> **Stated exercise**: Output every line of the items below as a Markdown table with the columns Row and Item line, skipping blank lines and leaving the pictures out.

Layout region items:
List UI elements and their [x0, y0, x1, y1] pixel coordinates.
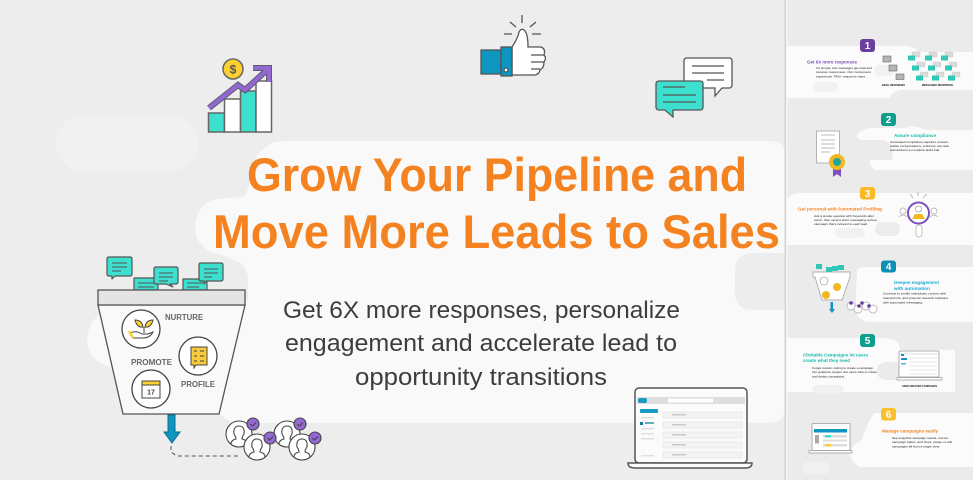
- step 2: and delivers a complete audit trail.: [890, 148, 940, 152]
- funnel: promote: PROMOTE: [131, 358, 173, 367]
- icon: people with checks: [226, 418, 321, 460]
- step 6: campaign status, and clone, pause or edit: [892, 440, 952, 444]
- step 5: create what they need: [803, 358, 850, 363]
- step 1: receive responses. Our customers: [816, 70, 872, 74]
- step 5: [803, 334, 942, 388]
- step 3: [798, 187, 938, 237]
- subtitle: opportunity transitions: [355, 364, 607, 391]
- step 2: 2: [886, 115, 892, 126]
- icon: growth chart with coin: [208, 59, 272, 132]
- step 3: Ask a simple question with Keywords after: [814, 214, 874, 218]
- title: Move More Leads to Sales: [213, 205, 780, 258]
- icon: laptop with dashboard: [628, 388, 752, 468]
- subtitle: [283, 297, 680, 391]
- step 1: MESSAGING RESPONSES: [922, 83, 953, 87]
- step 5: and deploy campaigns.: [812, 374, 845, 378]
- subtitle: Get 6X more responses, personalize: [283, 297, 680, 324]
- funnel: profile: PROFILE: [181, 380, 216, 389]
- step 6: 6: [886, 410, 892, 421]
- step 1: EMAIL RESPONSES: [882, 83, 905, 87]
- step 1: Get 6X more responses: [807, 60, 857, 64]
- title: Grow Your Pipeline and: [247, 148, 747, 201]
- funnel: nurture: [122, 310, 204, 348]
- step 6: Manage campaigns easily: [882, 428, 938, 434]
- icon: speech bubbles above funnel: [107, 257, 223, 290]
- step 4: [813, 260, 949, 313]
- funnel: nurture: NURTURE: [165, 313, 204, 322]
- step 1: [807, 39, 960, 87]
- step 2: [816, 113, 950, 177]
- step 4: relevant info, and promote research solutions: [883, 296, 949, 300]
- dashed connector: [171, 446, 238, 456]
- step 3: campaign that's relevant to each lead.: [814, 222, 868, 226]
- step 4: with automation: [893, 286, 930, 291]
- step 5: Our guidance system lets users click to create: [812, 370, 877, 374]
- step 3: 3: [865, 189, 871, 200]
- step 5: Clickable Campaigns let users: [803, 352, 868, 358]
- funnel graphic: [98, 257, 321, 460]
- step 5: USER CREATED CAMPAIGNS: [902, 384, 937, 388]
- step 6: campaigns all from a single view.: [892, 444, 940, 448]
- step 1: experience 79%+ response rates.: [816, 74, 866, 78]
- arrow: funnel output: [164, 415, 180, 443]
- step 4: Continue to profile individuals, nurture with: [883, 292, 946, 296]
- step 5: 5: [865, 336, 871, 347]
- icon: growth chart with coin: $: [230, 62, 237, 76]
- funnel body: [98, 290, 245, 414]
- step 4: with automated messaging.: [883, 300, 923, 304]
- step 4: 4: [886, 262, 892, 273]
- step 6: See snapshot campaign results, current: [892, 436, 948, 440]
- funnel: promote: [131, 358, 173, 408]
- step 2: tracks conversations, enforces opt-outs: [890, 144, 950, 148]
- step 1: 1: [865, 41, 871, 52]
- funnel: promote: 17: [147, 390, 155, 396]
- funnel: profile: [179, 337, 217, 389]
- background clouds: [56, 116, 785, 423]
- step 2: Assure compliance: [894, 133, 936, 138]
- icon: chat bubbles: [656, 58, 732, 117]
- step 2: Automated compliance captures consent,: [890, 140, 949, 144]
- step 3: Get personal with Automated Profiling: [798, 206, 882, 212]
- sidebar panel: [784, 0, 973, 480]
- title: [213, 148, 780, 258]
- icon: thumbs up: [481, 15, 546, 76]
- step 1: It's simple; text messages get read and: [816, 66, 872, 70]
- subtitle: engagement and accelerate lead to: [285, 330, 677, 357]
- step 6: [809, 408, 952, 453]
- step 4: Deepen engagement: [894, 280, 940, 285]
- step 3: opt-in, then send a short messaging nurture: [814, 218, 877, 222]
- step 5: Forget custom coding to create a campaign.: [812, 366, 874, 370]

> **Response to this task**:
| Row | Item line |
|---|---|
| 1 | List UI elements and their [x0, y0, x1, y1] pixel coordinates. |
| 2 | - step 2: and delivers a complete audit trail.: [890, 148, 940, 152] |
| 3 | - funnel: promote: PROMOTE: [131, 358, 173, 367] |
| 4 | - icon: people with checks: [226, 418, 321, 460] |
| 5 | - step 6: campaign status, and clone, pause or edit: [892, 440, 952, 444] |
| 6 | - step 5: create what they need: [803, 358, 850, 363] |
| 7 | - step 1: receive responses. Our customers: [816, 70, 872, 74] |
| 8 | - step 5: [803, 334, 942, 388] |
| 9 | - step 3: [798, 187, 938, 237] |
| 10 | - subtitle: opportunity transitions: [355, 364, 607, 391] |
| 11 | - step 2: 2: [886, 115, 892, 126] |
| 12 | - icon: growth chart with coin: [208, 59, 272, 132] |
| 13 | - step 3: Ask a simple question with Keywords after: [814, 214, 874, 218] |
| 14 | - title: Move More Leads to Sales: [213, 205, 780, 258] |
| 15 | - icon: laptop with dashboard: [628, 388, 752, 468] |
| 16 | - subtitle: [283, 297, 680, 391] |
| 17 | - step 1: MESSAGING RESPONSES: [922, 83, 953, 87] |
| 18 | - step 5: and deploy campaigns.: [812, 374, 845, 378] |
| 19 | - subtitle: Get 6X more responses, personalize: [283, 297, 680, 324] |
| 20 | - funnel: profile: PROFILE: [181, 380, 216, 389] |
| 21 | - step 6: 6: [886, 410, 892, 421] |
| 22 | - step 1: EMAIL RESPONSES: [882, 83, 905, 87] |
| 23 | - step 1: Get 6X more responses: [807, 60, 857, 64] |
| 24 | - title: Grow Your Pipeline and: [247, 148, 747, 201] |
| 25 | - funnel: nurture: [122, 310, 204, 348] |
| 26 | - step 6: Manage campaigns easily: [882, 428, 938, 434] |
| 27 | - icon: speech bubbles above funnel: [107, 257, 223, 290] |
| 28 | - step 4: [813, 260, 949, 313] |
| 29 | - funnel: nurture: NURTURE: [165, 313, 204, 322] |
| 30 | - step 1: [807, 39, 960, 87] |
| 31 | - step 2: [816, 113, 950, 177] |
| 32 | - step 4: relevant info, and promote research solutions: [883, 296, 949, 300] |
| 33 | - dashed connector: [171, 446, 238, 456] |
| 34 | - step 3: campaign that's relevant to each lead.: [814, 222, 868, 226] |
| 35 | - step 4: with automation: [893, 286, 930, 291] |
| 36 | - step 5: Our guidance system lets users click to create: [812, 370, 877, 374] |
| 37 | - step 3: 3: [865, 189, 871, 200] |
| 38 | - step 5: Clickable Campaigns let users: [803, 352, 868, 358] |
| 39 | - funnel graphic: [98, 257, 321, 460] |
| 40 | - step 5: USER CREATED CAMPAIGNS: [902, 384, 937, 388] |
| 41 | - step 6: campaigns all from a single view.: [892, 444, 940, 448] |
| 42 | - step 1: experience 79%+ response rates.: [816, 74, 866, 78] |
| 43 | - arrow: funnel output: [164, 415, 180, 443] |
| 44 | - step 4: Continue to profile individuals, nurture with: [883, 292, 946, 296] |
| 45 | - step 5: 5: [865, 336, 871, 347] |
| 46 | - icon: growth chart with coin: $: [230, 62, 237, 76] |
| 47 | - funnel body: [98, 290, 245, 414] |
| 48 | - step 4: with automated messaging.: [883, 300, 923, 304] |
| 49 | - step 4: 4: [886, 262, 892, 273] |
| 50 | - step 6: See snapshot campaign results, current: [892, 436, 948, 440] |
| 51 | - funnel: promote: [131, 358, 173, 408] |
| 52 | - step 2: tracks conversations, enforces opt-outs: [890, 144, 950, 148] |
| 53 | - step 1: 1: [865, 41, 871, 52] |
| 54 | - funnel: promote: 17: [147, 390, 155, 396] |
| 55 | - funnel: profile: [179, 337, 217, 389] |
| 56 | - background clouds: [56, 116, 785, 423] |
| 57 | - step 2: Assure compliance: [894, 133, 936, 138] |
| 58 | - icon: chat bubbles: [656, 58, 732, 117] |
| 59 | - step 2: Automated compliance captures consent,: [890, 140, 949, 144] |
| 60 | - step 3: Get personal with Automated Profiling: [798, 206, 882, 212] |
| 61 | - sidebar panel: [784, 0, 973, 480] |
| 62 | - title: [213, 148, 780, 258] |
| 63 | - icon: thumbs up: [481, 15, 546, 76] |
| 64 | - step 1: It's simple; text messages get read and: [816, 66, 872, 70] |
| 65 | - subtitle: engagement and accelerate lead to: [285, 330, 677, 357] |
| 66 | - step 6: [809, 408, 952, 453] |
| 67 | - step 4: Deepen engagement: [894, 280, 940, 285] |
| 68 | - step 3: opt-in, then send a short messaging nurture: [814, 218, 877, 222] |
| 69 | - step 5: Forget custom coding to create a campaign.: [812, 366, 874, 370] |